■ УСЛОВИЕ ЗАДАНИЯ
Допишите продолжение воспоминаний о романе Коли и Людмилы Поргиной, начиная сразу после последнего предложения этого текста.

■ ФРАГМЕНТ ТЕКСТА
<<<<
Я оторопел. Мы никогда, хотя и были близкими друзьями, не спрашивали друг у друга, кто в кого влюблен. А Коля этим не хвастался. Скажет – хорошо, нет – и ладно. Коля любил Люду беззаветно всю жизнь, несмотря на всякие другие влюбленности. Если бы не Люда, Коля все четырнадцать лет после аварии не смог бы жить полноценной жизнью…
Людмила Поргина: Но свадьбу свою я ждала целых два года. Мы вернулись из Питера и продолжали как партизаны прятаться по углам. В перерывах между репетициями бегали на улицу целоваться. Долго от всех скрывались, наивно думая, что никто ничего не заметит. О нашем романе театр узнал благодаря Рите Лифановой. Однажды проезжая по Садовому в троллейбусе, она увидела в окно, как мы целуемся на остановке. И всем растрепала.
Прошло полгода с того вечера в гостинице, и Коля спросил: «Если я сделаю предложение, ты ради меня разведешься с мужем?» Я его слова восприняла как руководство к действию. Через неделю уже была свободна, получив напоследок от мужа по морде. Я сама призналась во всем. Корзун впал в ярость.
– Я знаю, к кому ты уходишь… К тому рыжему!
– К какому рыжему? – оторопела я.
– Я убью его!
«К клоуну, что ли, приревновал?» – я даже обрадовалась, что он будет убивать какого-то рыжего, а не моего шатена. Только потом догадалась, что он имел в виду: Коля зимой ходил в рыжей шапке.
>>>>
■ Записи с рамками элементов
<<<<
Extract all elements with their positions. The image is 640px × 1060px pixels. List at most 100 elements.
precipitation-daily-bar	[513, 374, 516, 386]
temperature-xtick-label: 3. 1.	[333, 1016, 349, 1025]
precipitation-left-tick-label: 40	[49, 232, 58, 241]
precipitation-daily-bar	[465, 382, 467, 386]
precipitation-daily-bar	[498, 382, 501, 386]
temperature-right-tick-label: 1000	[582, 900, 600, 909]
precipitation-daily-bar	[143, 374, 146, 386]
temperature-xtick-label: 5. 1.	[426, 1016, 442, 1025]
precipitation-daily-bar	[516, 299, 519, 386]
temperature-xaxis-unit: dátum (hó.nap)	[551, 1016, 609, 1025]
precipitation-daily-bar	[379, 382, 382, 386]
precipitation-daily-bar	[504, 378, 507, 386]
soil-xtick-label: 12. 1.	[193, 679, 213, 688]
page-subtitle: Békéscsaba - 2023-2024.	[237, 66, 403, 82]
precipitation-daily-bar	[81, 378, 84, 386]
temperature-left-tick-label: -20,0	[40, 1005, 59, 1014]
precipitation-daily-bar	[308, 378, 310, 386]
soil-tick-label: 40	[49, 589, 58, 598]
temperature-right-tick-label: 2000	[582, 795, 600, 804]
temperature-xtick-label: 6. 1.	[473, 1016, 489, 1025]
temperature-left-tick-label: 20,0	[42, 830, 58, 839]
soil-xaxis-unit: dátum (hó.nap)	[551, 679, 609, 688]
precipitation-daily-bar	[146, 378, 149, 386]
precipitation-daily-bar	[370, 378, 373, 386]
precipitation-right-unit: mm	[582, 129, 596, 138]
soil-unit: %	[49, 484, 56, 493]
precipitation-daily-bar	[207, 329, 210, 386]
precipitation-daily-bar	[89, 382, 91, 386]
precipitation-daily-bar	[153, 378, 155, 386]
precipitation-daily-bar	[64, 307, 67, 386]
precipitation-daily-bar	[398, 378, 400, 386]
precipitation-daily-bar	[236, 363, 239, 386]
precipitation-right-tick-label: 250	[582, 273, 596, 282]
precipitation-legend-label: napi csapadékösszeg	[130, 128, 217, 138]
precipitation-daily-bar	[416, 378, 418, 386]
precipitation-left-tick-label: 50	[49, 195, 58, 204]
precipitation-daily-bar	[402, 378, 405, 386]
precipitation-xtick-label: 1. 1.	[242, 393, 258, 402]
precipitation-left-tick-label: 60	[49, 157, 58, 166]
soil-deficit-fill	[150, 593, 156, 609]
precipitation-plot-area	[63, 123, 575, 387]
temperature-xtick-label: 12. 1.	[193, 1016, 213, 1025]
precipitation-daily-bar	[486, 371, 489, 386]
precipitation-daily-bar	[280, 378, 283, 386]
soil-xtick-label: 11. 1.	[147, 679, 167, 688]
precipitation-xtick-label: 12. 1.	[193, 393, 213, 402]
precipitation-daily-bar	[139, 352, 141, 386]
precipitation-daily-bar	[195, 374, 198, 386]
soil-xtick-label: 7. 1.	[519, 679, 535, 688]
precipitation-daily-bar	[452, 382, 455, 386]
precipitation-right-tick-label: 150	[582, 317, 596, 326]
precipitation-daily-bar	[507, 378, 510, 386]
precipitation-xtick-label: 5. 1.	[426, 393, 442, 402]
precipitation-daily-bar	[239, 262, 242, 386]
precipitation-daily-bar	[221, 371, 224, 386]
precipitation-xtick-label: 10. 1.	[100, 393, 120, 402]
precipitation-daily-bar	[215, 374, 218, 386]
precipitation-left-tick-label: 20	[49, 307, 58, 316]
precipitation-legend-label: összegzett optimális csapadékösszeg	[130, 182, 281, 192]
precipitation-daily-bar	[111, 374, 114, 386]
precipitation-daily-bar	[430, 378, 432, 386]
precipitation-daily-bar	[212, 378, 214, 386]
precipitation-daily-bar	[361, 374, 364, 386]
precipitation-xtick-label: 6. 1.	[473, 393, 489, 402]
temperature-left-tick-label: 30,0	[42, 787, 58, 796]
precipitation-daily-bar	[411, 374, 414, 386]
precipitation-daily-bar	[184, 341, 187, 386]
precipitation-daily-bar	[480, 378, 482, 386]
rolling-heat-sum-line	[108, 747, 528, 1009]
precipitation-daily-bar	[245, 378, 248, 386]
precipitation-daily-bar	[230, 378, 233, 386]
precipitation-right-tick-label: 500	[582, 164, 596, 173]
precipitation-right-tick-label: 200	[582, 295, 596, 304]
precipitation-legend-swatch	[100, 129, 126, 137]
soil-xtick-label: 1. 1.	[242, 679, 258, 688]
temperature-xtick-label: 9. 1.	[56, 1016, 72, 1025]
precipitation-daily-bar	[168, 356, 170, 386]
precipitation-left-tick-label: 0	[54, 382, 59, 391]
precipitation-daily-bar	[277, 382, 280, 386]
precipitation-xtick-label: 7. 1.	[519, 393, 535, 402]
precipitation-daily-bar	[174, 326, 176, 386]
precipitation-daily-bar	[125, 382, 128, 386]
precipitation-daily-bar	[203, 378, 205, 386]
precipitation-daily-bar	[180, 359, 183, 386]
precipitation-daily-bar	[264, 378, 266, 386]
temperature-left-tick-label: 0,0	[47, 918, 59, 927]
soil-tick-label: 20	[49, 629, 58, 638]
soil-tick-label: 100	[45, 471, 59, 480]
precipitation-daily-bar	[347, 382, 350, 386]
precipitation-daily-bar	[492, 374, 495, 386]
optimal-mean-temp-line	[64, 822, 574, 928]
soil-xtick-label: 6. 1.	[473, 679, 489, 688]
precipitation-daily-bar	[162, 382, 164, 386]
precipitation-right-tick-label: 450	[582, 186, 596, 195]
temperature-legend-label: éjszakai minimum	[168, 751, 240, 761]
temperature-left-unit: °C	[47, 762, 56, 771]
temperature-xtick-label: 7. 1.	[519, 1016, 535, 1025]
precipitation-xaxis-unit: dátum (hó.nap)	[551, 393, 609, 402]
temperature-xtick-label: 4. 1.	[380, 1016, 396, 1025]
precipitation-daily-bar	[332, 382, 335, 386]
>>>>
■ РЕЗУЛЬТАТ ЗАДАНИЯ
Наше бурное прощание с моим мужем происходило в машине. Я думала, он меня покалечит! Наконец он в сердцах выкинул меня из машины, едва притормозив. Хлопнув дверцей, сказал: «Все! Это последняя наша встреча!» Я так перенервничала, что мне было просто необходимо увидеть Колю. Набрала его номер:
– Можешь приехать?
Он ответил:
– Не могу, мне завтра рано утром улетать…
Так что пришлось раны душевные и синяк под глазом залечивать самой.
А тут в театре приступили к репетициям «Тиля», и к нам пришла удивительная актриса Инна Чурикова. Иннуся – это подарок судьбы. Такого диапазона артисток у нас еще не было. Весь театр бегал смотреть, как Инна репетирует. Однажды она надела на голову чулок, чтобы увеличить лоб, как у дам в XVI веке, а сверху намотала белый платок. В зале рядом с Захаровым сидел Гриша Горин.
– Что-то я не понял… – Марк Анатольевич повернулся к автору пьесы. – Она сумасшедшая или гениальная?
– Гениальная! Она гениальная!!!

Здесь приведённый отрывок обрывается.